#### TASK REQUIREMENTS:
Your job is to report every line of the entries that has "Iran".

#### Extracts from a graphics dataset:

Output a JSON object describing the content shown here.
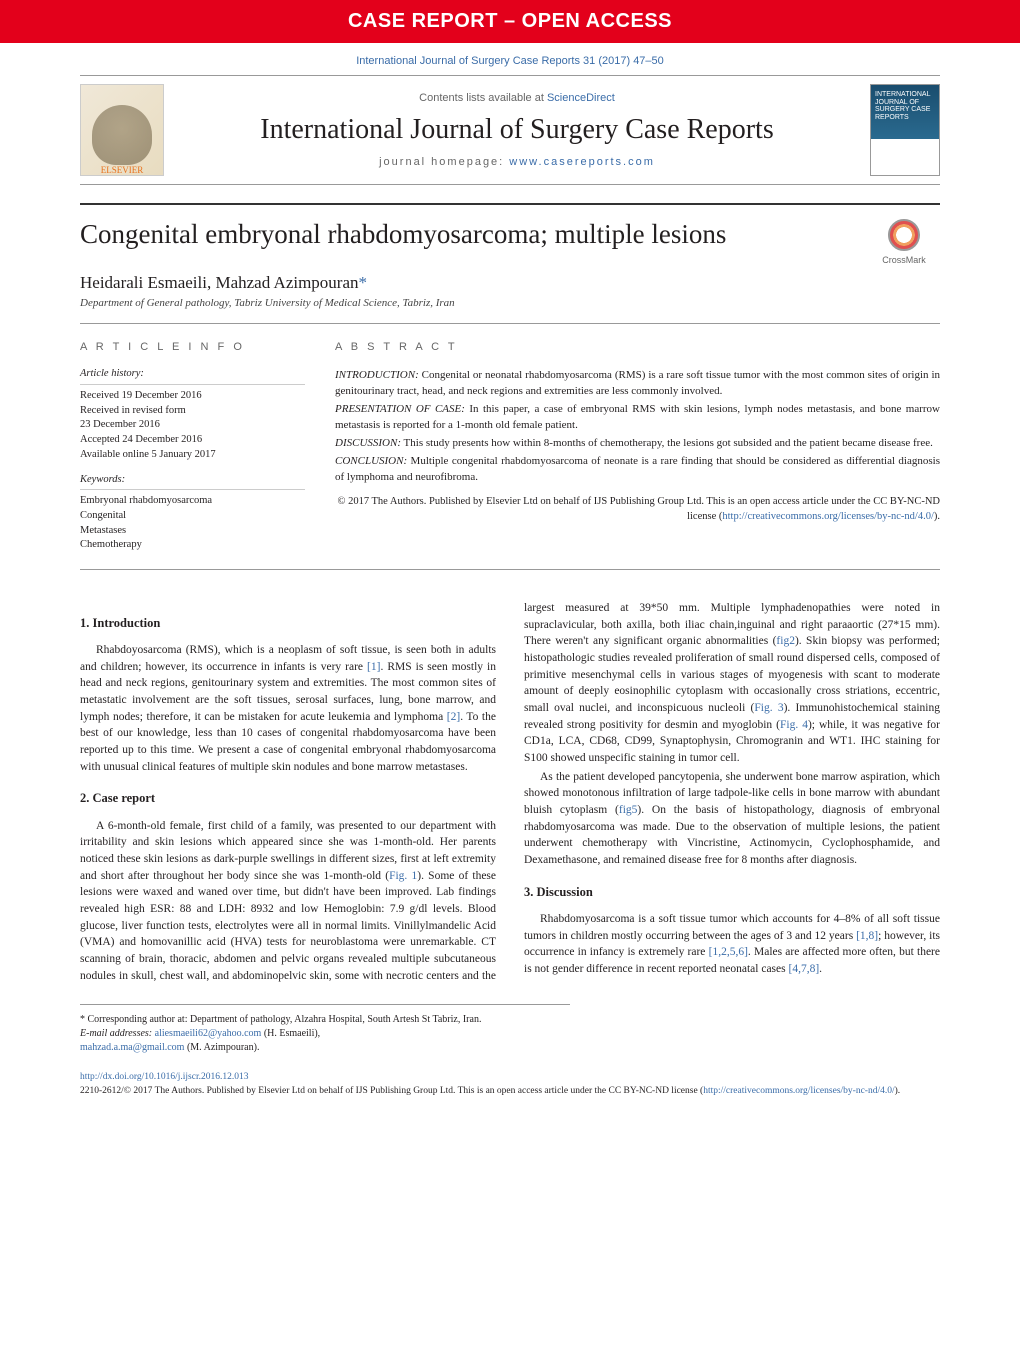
{
  "banner": "CASE REPORT – OPEN ACCESS",
  "citation": "International Journal of Surgery Case Reports 31 (2017) 47–50",
  "header": {
    "contents_prefix": "Contents lists available at ",
    "contents_link": "ScienceDirect",
    "journal": "International Journal of Surgery Case Reports",
    "homepage_prefix": "journal homepage: ",
    "homepage_link": "www.casereports.com",
    "elsevier": "ELSEVIER",
    "cover_text": "INTERNATIONAL JOURNAL OF SURGERY CASE REPORTS"
  },
  "title": "Congenital embryonal rhabdomyosarcoma; multiple lesions",
  "crossmark": "CrossMark",
  "authors": "Heidarali Esmaeili, Mahzad Azimpouran",
  "affiliation": "Department of General pathology, Tabriz University of Medical Science, Tabriz, Iran",
  "info": {
    "heading": "A R T I C L E   I N F O",
    "history_label": "Article history:",
    "history": [
      "Received 19 December 2016",
      "Received in revised form",
      "23 December 2016",
      "Accepted 24 December 2016",
      "Available online 5 January 2017"
    ],
    "keywords_label": "Keywords:",
    "keywords": [
      "Embryonal rhabdomyosarcoma",
      "Congenital",
      "Metastases",
      "Chemotherapy"
    ]
  },
  "abstract": {
    "heading": "A B S T R A C T",
    "intro_label": "INTRODUCTION:",
    "intro": " Congenital or neonatal rhabdomyosarcoma (RMS) is a rare soft tissue tumor with the most common sites of origin in genitourinary tract, head, and neck regions and extremities are less commonly involved.",
    "case_label": "PRESENTATION OF CASE:",
    "case": " In this paper, a case of embryonal RMS with skin lesions, lymph nodes metastasis, and bone marrow metastasis is reported for a 1-month old female patient.",
    "disc_label": "DISCUSSION:",
    "disc": " This study presents how within 8-months of chemotherapy, the lesions got subsided and the patient became disease free.",
    "conc_label": "CONCLUSION:",
    "conc": " Multiple congenital rhabdomyosarcoma of neonate is a rare finding that should be considered as differential diagnosis of lymphoma and neurofibroma.",
    "copyright": "© 2017 The Authors. Published by Elsevier Ltd on behalf of IJS Publishing Group Ltd. This is an open access article under the CC BY-NC-ND license (",
    "cc_link": "http://creativecommons.org/licenses/by-nc-nd/4.0/",
    "copyright_close": ")."
  },
  "sections": {
    "s1_title": "1.  Introduction",
    "s1_p1a": "Rhabdoyosarcoma (RMS), which is a neoplasm of soft tissue, is seen both in adults and children; however, its occurrence in infants is very rare ",
    "ref1": "[1]",
    "s1_p1b": ". RMS is seen mostly in head and neck regions, genitourinary system and extremities. The most common sites of metastatic involvement are the soft tissues, serosal surfaces, lung, bone marrow, and lymph nodes; therefore, it can be mistaken for acute leukemia and lymphoma ",
    "ref2": "[2]",
    "s1_p1c": ". To the best of our knowledge, less than 10 cases of congenital rhabdomyosarcoma have been reported up to this time. We present a case of congenital embryonal rhabdomyosarcoma with unusual clinical features of multiple skin nodules and bone marrow metastases.",
    "s2_title": "2.  Case report",
    "s2_p1a": "A 6-month-old female, first child of a family, was presented to our department with irritability and skin lesions which appeared since she was 1-month-old. Her parents noticed these skin lesions as dark-purple swellings in different sizes, first at left extremity and short after throughout her body since she was 1-month-old (",
    "fig1": "Fig. 1",
    "s2_p1b": "). Some of these lesions were waxed and waned over time, but didn't have been improved. Lab findings revealed high ESR: 88 and LDH: 8932 and low Hemoglobin: 7.9 g/dl levels. Blood glucose, liver function tests, electrolytes were all in normal limits. Vinillylmandelic Acid (VMA) and homovanillic acid (HVA) tests for neuroblastoma were unremarkable. CT scanning of brain, thoracic, abdomen and pelvic organs revealed multiple subcutaneous nodules in skull, chest wall, and abdominopelvic skin, some with necrotic centers and the largest measured at 39*50 mm. Multiple lymphadenopathies were noted in supraclavicular, both axilla, both iliac chain,inguinal and right paraaortic (27*15 mm). There weren't any significant organic abnormalities (",
    "fig2": "fig2",
    "s2_p1c": "). Skin biopsy was performed; histopathologic studies revealed proliferation of small round dispersed cells, composed of primitive mesenchymal cells in various stages of myogenesis with scant to moderate amount of deeply eosinophilic cytoplasm with occasionally cross striations, eccentric, small oval nuclei, and inconspicuous nucleoli (",
    "fig3": "Fig. 3",
    "s2_p1d": "). Immunohistochemical staining revealed strong positivity for desmin and myoglobin (",
    "fig4": "Fig. 4",
    "s2_p1e": "); while, it was negative for CD1a, LCA, CD68, CD99, Synaptophysin, Chromogranin and WT1. IHC staining for S100 showed unspecific staining in tumor cell.",
    "s2_p2a": "As the patient developed pancytopenia, she underwent bone marrow aspiration, which showed monotonous infiltration of large tadpole-like cells in bone marrow with abundant bluish cytoplasm (",
    "fig5": "fig5",
    "s2_p2b": "). On the basis of histopathology, diagnosis of embryonal rhabdomyosarcoma was made. Due to the observation of multiple lesions, the patient underwent chemotherapy with Vincristine, Actinomycin, Cyclophosphamide, and Dexamethasone, and remained disease free for 8 months after diagnosis.",
    "s3_title": "3.  Discussion",
    "s3_p1a": "Rhabdomyosarcoma is a soft tissue tumor which accounts for 4–8% of all soft tissue tumors in children mostly occurring between the ages of 3 and 12 years ",
    "ref18": "[1,8]",
    "s3_p1b": "; however, its occurrence in infancy is extremely rare ",
    "ref1256": "[1,2,5,6]",
    "s3_p1c": ". Males are affected more often, but there is not gender difference in recent reported neonatal cases ",
    "ref478": "[4,7,8]",
    "s3_p1d": "."
  },
  "footnotes": {
    "corr": "* Corresponding author at: Department of pathology, Alzahra Hospital, South Artesh St Tabriz, Iran.",
    "email_label": "E-mail addresses: ",
    "email1": "aliesmaeili62@yahoo.com",
    "email1_who": " (H. Esmaeili),",
    "email2": "mahzad.a.ma@gmail.com",
    "email2_who": " (M. Azimpouran)."
  },
  "footer": {
    "doi": "http://dx.doi.org/10.1016/j.ijscr.2016.12.013",
    "line2a": "2210-2612/© 2017 The Authors. Published by Elsevier Ltd on behalf of IJS Publishing Group Ltd. This is an open access article under the CC BY-NC-ND license (",
    "cc_link": "http://creativecommons.org/licenses/by-nc-nd/4.0/",
    "line2b": ")."
  },
  "colors": {
    "red": "#e3001b",
    "link": "#3a6ca8",
    "text": "#231f20"
  }
}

#### RESULT OF THE TASK:
  "affiliation": "Department of General pathology, Tabriz University of Medical Science, Tabriz, Iran",
    "corr": "* Corresponding author at: Department of pathology, Alzahra Hospital, South Artesh St Tabriz, Iran.",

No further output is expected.